== PASSAGE GIVEN ==
- Film poster
- Directed by: Teddy Soeriaatmadja
- Written by: Teddy Soeriaatmadja
- Produced by: Indra Tamoron Musu
- Starring: Donny Damara Raihaanun Yayu Unru Ari Syarif Lani Sonda
- Cinematography: Ical Tanjung
- Music by: Bobby Surjadi
- Production company: Karuna Pictures
- Release dates: 7 October 2011 (Busan); 10 May 2012 (Indonesia);
- Running time: 76 minutes
- Country: Indonesia
- Language: Indonesian

= Lovely Man =

Lovely Man is a 2011 Indonesian film written and directed by Teddy Soeriaatmadja. The film had its world premiere at the 2011 Busan International Film Festival to positive reviews on the segment "A Window on Asian Cinema". Donny Damara plays the starring role as Syaiful/Ipuy, a transgender woman in Jakarta. Actress Raihaanun plays the female lead role as Cahaya, Syaiful's long-lost 19-year-old daughter who comes to the city to look for him and learns that her father is a transgender woman. This is their second film together after 2007 remake of drama Badai Pasti Berlalu.

The film generated controversy in its native Indonesia due to rejections from the Islamic Defenders Front but saw overwhelming reception abroad through screenings at various international film festivals.

==Plot==
Lovely Man tells the story of Cahaya, a 19-year-old girl with strong Islamic values, who discovers that her long-lost father, Syaiful/Ipuy, is a transgender woman working on the streets of Jakarta. The narrative unfolds over the course of one night as they walk through Jakarta, illustrating how their encounter changes their lives as they learn about love, loss, and redemption.

== SOURCE DATA ==
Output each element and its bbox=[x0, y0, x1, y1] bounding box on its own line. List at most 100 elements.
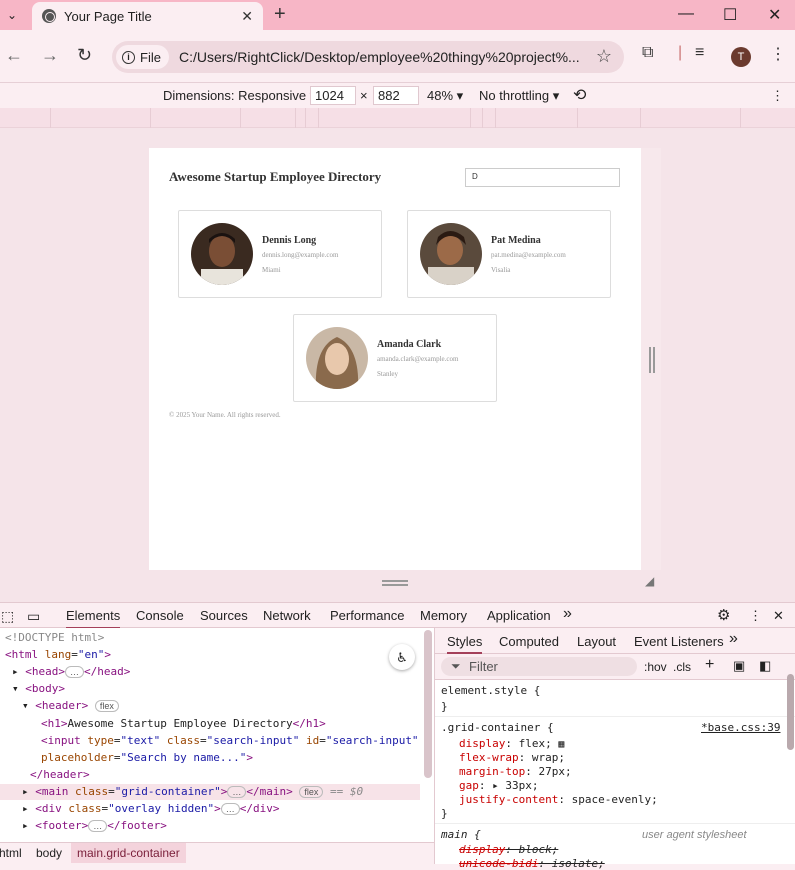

== REQUIREMENT ==
Answer these questions from the page on the film Lovely Man.
(a) Who is credited with the film's music?
(b) At which festival did the film have its world premiere?
(c) Over what span of time does the story unfold?

== WRITTEN ANSWER ==
(a) Bobby Surjadi
(b) The 2011 Busan International Film Festival
(c) One night